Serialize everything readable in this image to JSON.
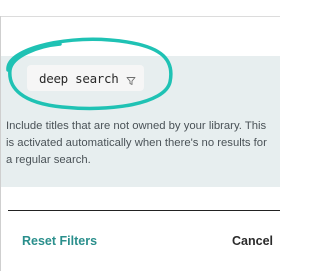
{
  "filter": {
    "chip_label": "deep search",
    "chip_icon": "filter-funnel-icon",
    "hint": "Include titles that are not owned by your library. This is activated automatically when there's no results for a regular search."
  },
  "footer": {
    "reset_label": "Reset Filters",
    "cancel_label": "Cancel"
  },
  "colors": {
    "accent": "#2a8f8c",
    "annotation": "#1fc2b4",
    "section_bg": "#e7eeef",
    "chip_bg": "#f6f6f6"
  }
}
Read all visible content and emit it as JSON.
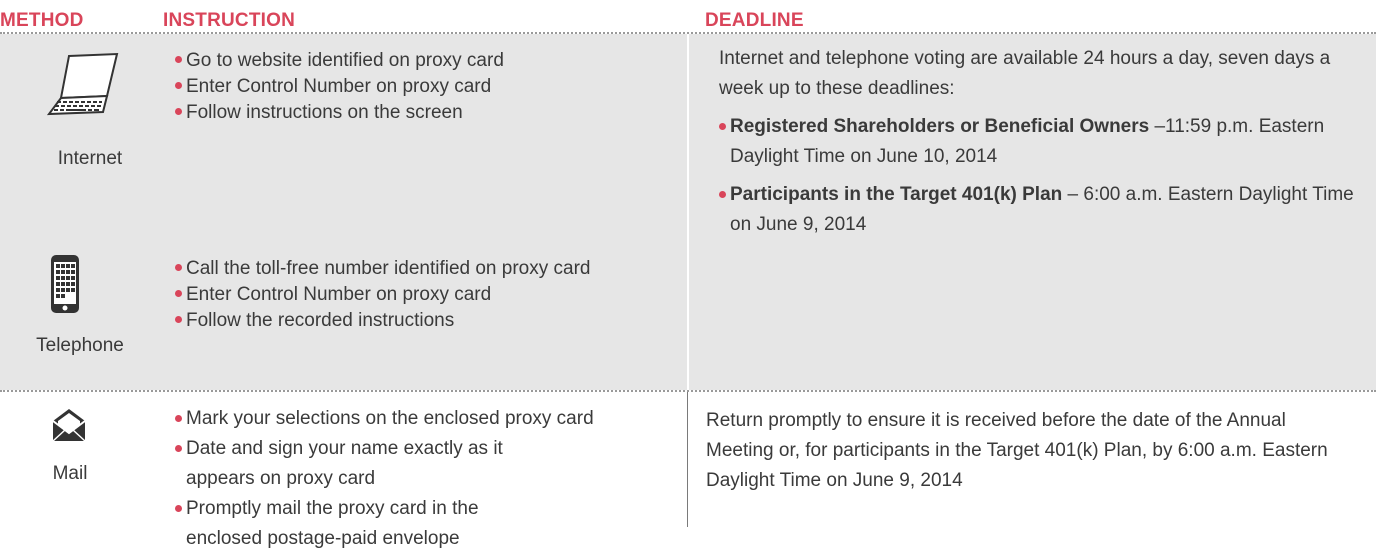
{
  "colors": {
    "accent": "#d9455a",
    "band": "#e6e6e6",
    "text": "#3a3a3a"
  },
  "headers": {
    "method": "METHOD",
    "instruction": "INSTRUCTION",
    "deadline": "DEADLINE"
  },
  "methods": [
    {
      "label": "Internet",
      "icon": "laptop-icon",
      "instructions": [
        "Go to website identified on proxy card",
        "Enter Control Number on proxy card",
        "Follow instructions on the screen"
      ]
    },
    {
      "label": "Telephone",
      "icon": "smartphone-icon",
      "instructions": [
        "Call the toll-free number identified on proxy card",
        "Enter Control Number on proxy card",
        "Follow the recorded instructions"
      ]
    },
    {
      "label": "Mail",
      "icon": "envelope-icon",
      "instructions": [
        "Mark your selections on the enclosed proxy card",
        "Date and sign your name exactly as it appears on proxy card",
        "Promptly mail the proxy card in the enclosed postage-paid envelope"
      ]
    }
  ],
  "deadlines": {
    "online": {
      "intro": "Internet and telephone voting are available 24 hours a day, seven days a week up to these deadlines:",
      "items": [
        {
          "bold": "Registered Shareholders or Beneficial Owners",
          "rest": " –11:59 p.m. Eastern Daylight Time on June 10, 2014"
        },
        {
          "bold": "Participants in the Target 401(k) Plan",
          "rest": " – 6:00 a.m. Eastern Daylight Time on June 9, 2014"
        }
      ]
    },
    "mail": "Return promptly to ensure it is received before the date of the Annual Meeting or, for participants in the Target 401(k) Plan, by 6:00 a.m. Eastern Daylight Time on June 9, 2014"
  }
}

◇ ◇ ◇ ◇ ◇

Goal:
All of the records need repeating exactly, except for the pictures.

Answer to this problem:
Serialize everything readable in this image to JSON.
{
  "filter": {
    "chip_label": "deep search",
    "chip_icon": "filter-funnel-icon",
    "hint": "Include titles that are not owned by your library. This is activated automatically when there's no results for a regular search."
  },
  "footer": {
    "reset_label": "Reset Filters",
    "cancel_label": "Cancel"
  },
  "colors": {
    "accent": "#2a8f8c",
    "annotation": "#1fc2b4",
    "section_bg": "#e7eeef",
    "chip_bg": "#f6f6f6"
  }
}
Read all visible content and emit it as JSON.
{
  "colors": {
    "accent": "#d9455a",
    "band": "#e6e6e6",
    "text": "#3a3a3a"
  },
  "headers": {
    "method": "METHOD",
    "instruction": "INSTRUCTION",
    "deadline": "DEADLINE"
  },
  "methods": [
    {
      "label": "Internet",
      "icon": "laptop-icon",
      "instructions": [
        "Go to website identified on proxy card",
        "Enter Control Number on proxy card",
        "Follow instructions on the screen"
      ]
    },
    {
      "label": "Telephone",
      "icon": "smartphone-icon",
      "instructions": [
        "Call the toll-free number identified on proxy card",
        "Enter Control Number on proxy card",
        "Follow the recorded instructions"
      ]
    },
    {
      "label": "Mail",
      "icon": "envelope-icon",
      "instructions": [
        "Mark your selections on the enclosed proxy card",
        "Date and sign your name exactly as it appears on proxy card",
        "Promptly mail the proxy card in the enclosed postage-paid envelope"
      ]
    }
  ],
  "deadlines": {
    "online": {
      "intro": "Internet and telephone voting are available 24 hours a day, seven days a week up to these deadlines:",
      "items": [
        {
          "bold": "Registered Shareholders or Beneficial Owners",
          "rest": " –11:59 p.m. Eastern Daylight Time on June 10, 2014"
        },
        {
          "bold": "Participants in the Target 401(k) Plan",
          "rest": " – 6:00 a.m. Eastern Daylight Time on June 9, 2014"
        }
      ]
    },
    "mail": "Return promptly to ensure it is received before the date of the Annual Meeting or, for participants in the Target 401(k) Plan, by 6:00 a.m. Eastern Daylight Time on June 9, 2014"
  }
}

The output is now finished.